* _GOAL OF THE EXERCISE_: Tell how many lines carry the word "kliksafe"; the reply is the number and nothing else.

* _Recorded data_:

-- START --

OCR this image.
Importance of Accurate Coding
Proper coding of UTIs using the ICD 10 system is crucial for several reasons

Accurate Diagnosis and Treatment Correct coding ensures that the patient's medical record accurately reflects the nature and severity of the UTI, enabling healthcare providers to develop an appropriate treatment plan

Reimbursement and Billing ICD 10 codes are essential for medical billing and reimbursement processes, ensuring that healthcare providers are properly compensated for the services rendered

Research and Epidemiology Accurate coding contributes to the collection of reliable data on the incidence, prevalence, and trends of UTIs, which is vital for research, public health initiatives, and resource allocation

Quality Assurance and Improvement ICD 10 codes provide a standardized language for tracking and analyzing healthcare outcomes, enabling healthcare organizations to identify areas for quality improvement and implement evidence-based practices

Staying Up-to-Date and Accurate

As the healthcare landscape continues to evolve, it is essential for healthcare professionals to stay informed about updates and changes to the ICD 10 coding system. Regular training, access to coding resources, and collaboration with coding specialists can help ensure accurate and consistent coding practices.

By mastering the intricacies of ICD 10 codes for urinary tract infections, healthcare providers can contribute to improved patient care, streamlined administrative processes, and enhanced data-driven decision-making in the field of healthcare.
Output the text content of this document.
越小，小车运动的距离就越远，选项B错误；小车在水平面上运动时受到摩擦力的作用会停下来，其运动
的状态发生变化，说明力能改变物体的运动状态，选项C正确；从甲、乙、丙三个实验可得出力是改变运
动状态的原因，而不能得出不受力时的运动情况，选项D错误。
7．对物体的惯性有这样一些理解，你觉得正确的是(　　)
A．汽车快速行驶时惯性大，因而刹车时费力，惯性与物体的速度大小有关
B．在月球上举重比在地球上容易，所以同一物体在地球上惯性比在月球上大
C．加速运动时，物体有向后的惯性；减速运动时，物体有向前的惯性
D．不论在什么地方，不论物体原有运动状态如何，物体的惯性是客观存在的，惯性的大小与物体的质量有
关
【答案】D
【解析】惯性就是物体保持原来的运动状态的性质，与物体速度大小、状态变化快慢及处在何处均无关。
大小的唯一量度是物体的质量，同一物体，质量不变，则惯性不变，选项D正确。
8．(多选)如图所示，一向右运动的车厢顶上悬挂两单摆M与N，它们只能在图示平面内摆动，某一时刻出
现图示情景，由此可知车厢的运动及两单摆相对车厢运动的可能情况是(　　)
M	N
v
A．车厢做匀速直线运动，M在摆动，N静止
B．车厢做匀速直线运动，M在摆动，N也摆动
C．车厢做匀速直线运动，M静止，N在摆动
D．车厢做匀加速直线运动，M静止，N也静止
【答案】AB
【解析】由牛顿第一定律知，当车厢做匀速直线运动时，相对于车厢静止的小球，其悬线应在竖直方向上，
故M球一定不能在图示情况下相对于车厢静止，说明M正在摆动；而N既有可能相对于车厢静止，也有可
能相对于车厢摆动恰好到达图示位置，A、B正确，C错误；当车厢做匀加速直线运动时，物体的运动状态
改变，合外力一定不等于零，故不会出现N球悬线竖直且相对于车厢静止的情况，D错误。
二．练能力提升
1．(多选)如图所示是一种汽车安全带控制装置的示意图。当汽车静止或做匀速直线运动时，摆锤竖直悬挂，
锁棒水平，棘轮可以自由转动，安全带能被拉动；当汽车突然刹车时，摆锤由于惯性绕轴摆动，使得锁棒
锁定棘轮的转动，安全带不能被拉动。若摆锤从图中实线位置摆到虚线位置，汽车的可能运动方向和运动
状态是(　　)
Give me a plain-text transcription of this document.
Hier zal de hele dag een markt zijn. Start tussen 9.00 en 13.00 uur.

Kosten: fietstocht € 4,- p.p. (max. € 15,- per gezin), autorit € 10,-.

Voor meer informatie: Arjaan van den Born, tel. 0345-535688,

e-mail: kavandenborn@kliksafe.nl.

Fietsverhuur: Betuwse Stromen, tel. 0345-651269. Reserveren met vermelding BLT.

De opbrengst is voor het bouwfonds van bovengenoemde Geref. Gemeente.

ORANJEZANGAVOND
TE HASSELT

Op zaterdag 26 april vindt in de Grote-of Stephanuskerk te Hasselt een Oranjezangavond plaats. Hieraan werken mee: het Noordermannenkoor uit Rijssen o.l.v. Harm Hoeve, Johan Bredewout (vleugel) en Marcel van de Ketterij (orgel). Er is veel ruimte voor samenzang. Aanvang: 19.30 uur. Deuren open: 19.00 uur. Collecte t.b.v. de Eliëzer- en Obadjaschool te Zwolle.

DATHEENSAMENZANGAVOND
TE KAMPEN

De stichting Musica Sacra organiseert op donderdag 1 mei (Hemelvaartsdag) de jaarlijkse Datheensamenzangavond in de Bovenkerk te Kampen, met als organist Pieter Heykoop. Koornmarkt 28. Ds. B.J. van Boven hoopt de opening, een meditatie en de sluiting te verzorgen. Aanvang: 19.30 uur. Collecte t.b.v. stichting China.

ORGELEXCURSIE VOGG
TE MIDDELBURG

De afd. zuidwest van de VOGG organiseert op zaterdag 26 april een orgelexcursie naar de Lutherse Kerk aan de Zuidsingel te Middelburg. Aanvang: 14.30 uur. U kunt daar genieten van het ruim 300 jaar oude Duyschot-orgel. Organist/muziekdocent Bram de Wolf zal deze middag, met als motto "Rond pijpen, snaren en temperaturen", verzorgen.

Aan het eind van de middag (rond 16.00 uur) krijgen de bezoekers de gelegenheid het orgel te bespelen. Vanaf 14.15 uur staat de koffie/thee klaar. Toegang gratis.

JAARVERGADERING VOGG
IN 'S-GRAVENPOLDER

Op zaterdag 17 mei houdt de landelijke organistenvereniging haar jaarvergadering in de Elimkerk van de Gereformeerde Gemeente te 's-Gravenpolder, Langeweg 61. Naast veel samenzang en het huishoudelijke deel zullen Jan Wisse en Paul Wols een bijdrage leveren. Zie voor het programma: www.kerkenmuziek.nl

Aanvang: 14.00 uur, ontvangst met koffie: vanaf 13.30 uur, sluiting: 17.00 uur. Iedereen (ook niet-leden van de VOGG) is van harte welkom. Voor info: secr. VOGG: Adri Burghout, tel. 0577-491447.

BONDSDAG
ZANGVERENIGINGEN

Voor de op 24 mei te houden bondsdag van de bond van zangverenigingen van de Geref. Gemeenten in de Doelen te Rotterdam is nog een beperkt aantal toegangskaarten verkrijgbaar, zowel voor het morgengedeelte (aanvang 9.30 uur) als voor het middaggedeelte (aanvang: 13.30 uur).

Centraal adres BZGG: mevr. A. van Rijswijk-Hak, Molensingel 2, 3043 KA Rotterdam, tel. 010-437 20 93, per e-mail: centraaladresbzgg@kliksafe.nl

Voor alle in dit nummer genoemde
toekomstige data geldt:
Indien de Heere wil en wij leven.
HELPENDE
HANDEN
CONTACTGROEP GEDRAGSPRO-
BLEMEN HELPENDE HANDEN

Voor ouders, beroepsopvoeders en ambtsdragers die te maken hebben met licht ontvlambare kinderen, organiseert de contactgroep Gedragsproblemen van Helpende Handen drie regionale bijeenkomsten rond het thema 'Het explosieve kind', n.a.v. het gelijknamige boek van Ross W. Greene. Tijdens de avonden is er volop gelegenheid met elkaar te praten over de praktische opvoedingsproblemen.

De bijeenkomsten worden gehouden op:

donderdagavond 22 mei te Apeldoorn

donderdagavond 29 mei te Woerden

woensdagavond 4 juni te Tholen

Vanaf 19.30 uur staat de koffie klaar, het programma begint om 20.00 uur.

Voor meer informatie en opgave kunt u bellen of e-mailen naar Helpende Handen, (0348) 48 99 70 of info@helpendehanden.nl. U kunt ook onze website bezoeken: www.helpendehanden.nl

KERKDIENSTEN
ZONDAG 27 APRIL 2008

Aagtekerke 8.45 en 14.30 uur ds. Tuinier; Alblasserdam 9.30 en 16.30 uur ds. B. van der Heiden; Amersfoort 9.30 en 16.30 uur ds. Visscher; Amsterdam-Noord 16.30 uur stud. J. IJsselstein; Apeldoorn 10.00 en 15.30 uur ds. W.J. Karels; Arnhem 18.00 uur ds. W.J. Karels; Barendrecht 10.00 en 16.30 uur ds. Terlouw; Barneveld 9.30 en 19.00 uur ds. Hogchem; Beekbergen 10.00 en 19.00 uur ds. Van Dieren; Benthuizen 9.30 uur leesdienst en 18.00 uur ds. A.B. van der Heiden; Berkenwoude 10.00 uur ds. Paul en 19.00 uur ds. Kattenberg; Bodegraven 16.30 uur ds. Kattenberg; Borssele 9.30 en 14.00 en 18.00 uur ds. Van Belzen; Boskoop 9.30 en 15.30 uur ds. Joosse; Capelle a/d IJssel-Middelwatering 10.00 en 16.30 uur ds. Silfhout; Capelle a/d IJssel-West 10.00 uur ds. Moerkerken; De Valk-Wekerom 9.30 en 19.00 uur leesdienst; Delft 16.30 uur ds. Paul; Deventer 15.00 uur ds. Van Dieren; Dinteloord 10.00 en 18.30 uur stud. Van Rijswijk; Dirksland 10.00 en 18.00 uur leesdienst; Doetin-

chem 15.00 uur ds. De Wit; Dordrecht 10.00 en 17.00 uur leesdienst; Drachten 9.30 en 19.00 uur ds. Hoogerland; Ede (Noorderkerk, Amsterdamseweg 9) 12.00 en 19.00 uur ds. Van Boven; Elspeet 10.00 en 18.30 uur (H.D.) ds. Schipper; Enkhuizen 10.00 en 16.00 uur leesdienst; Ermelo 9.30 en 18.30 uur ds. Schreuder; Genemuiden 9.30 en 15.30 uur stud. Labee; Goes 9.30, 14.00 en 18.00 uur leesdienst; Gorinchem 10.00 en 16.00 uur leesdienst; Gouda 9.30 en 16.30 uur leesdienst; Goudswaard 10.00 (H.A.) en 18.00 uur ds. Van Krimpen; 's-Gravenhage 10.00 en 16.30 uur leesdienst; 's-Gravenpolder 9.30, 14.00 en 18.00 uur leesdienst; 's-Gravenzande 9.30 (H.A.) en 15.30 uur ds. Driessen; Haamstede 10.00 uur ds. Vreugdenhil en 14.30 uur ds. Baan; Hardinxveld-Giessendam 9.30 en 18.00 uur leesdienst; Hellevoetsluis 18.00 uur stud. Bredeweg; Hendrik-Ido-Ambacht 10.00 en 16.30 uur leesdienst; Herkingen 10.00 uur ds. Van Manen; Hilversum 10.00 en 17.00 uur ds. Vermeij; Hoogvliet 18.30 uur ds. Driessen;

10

-- END --

* _SOLUTION BELOW_: 2